Data excerpts:
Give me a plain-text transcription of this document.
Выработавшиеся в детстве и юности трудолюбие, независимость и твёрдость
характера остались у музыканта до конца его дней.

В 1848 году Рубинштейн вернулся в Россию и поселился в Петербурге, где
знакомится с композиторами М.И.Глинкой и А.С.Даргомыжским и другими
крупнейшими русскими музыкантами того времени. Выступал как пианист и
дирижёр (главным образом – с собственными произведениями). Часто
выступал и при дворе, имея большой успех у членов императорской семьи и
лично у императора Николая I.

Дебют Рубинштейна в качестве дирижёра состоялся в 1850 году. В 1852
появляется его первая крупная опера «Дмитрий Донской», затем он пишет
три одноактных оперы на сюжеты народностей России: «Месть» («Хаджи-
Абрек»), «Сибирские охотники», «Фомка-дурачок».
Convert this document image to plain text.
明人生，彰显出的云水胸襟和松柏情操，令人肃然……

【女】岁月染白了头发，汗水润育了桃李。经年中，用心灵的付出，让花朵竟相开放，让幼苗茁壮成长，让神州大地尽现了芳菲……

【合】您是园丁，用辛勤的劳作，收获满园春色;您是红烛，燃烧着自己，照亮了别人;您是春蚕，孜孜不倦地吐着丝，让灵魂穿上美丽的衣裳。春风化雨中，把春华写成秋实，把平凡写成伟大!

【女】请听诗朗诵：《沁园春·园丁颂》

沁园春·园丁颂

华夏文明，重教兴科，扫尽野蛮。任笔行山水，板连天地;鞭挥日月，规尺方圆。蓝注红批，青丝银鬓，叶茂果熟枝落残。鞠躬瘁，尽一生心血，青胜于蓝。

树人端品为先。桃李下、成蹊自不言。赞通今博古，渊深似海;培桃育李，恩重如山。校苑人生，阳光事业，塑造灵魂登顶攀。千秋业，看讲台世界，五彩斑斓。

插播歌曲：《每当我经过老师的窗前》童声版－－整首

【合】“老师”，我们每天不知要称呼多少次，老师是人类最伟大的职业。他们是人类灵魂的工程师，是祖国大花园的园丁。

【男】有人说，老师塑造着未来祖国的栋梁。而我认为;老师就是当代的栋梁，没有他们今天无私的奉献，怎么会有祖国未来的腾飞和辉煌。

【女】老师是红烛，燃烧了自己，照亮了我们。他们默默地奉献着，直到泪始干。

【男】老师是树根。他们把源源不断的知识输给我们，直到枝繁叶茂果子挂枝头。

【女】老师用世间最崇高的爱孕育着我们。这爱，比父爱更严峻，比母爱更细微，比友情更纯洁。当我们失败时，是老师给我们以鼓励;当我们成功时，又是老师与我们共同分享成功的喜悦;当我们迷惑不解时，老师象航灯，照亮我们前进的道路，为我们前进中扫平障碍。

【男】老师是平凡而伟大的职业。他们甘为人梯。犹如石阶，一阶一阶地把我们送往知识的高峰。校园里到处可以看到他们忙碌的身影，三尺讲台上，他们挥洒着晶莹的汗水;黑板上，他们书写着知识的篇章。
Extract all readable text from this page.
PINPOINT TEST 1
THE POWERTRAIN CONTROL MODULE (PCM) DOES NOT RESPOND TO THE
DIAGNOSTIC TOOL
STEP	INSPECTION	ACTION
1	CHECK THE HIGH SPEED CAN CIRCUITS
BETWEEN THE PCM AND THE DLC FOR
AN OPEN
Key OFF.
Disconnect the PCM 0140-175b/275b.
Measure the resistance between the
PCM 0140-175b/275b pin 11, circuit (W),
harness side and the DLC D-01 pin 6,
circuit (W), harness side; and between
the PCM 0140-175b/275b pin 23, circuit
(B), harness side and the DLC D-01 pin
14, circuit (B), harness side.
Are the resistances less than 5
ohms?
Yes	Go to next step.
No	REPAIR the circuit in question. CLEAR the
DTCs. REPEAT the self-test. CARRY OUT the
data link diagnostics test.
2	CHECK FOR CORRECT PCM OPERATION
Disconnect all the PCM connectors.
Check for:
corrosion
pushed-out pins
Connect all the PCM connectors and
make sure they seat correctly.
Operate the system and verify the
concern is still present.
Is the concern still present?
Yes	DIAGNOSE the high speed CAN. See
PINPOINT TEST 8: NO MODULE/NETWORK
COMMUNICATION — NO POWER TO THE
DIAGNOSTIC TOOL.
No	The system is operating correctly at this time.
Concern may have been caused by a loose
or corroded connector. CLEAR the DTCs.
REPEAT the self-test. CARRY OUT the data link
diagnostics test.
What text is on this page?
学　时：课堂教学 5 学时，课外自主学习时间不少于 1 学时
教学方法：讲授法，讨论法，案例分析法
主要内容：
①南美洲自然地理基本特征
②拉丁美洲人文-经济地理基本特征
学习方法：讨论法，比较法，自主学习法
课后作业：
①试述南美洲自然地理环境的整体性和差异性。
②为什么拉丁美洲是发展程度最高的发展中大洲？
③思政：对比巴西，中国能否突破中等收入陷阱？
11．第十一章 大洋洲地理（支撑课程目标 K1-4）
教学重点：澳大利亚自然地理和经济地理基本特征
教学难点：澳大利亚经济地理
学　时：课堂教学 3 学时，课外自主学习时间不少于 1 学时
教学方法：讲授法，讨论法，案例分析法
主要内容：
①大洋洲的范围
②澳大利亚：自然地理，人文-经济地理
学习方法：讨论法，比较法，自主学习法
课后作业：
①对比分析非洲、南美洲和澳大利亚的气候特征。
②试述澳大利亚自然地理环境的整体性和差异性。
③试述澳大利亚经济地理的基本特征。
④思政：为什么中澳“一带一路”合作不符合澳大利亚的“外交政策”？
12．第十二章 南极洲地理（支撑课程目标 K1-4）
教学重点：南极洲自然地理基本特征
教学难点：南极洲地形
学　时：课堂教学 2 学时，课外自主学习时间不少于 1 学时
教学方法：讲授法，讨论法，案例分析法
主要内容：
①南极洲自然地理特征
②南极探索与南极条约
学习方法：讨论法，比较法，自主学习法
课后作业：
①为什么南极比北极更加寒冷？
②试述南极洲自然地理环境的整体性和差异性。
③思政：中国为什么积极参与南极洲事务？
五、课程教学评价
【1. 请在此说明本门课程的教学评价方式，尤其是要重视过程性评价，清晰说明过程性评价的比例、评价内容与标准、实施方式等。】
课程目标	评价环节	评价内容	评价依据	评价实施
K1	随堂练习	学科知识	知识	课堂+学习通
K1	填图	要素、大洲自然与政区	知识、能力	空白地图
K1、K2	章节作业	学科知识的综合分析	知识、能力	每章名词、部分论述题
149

Objective: Copy out each line of the records where the string "CLEAR" appears.

Complete answer:
No	REPAIR the circuit in question. CLEAR the
or corroded connector. CLEAR the DTCs.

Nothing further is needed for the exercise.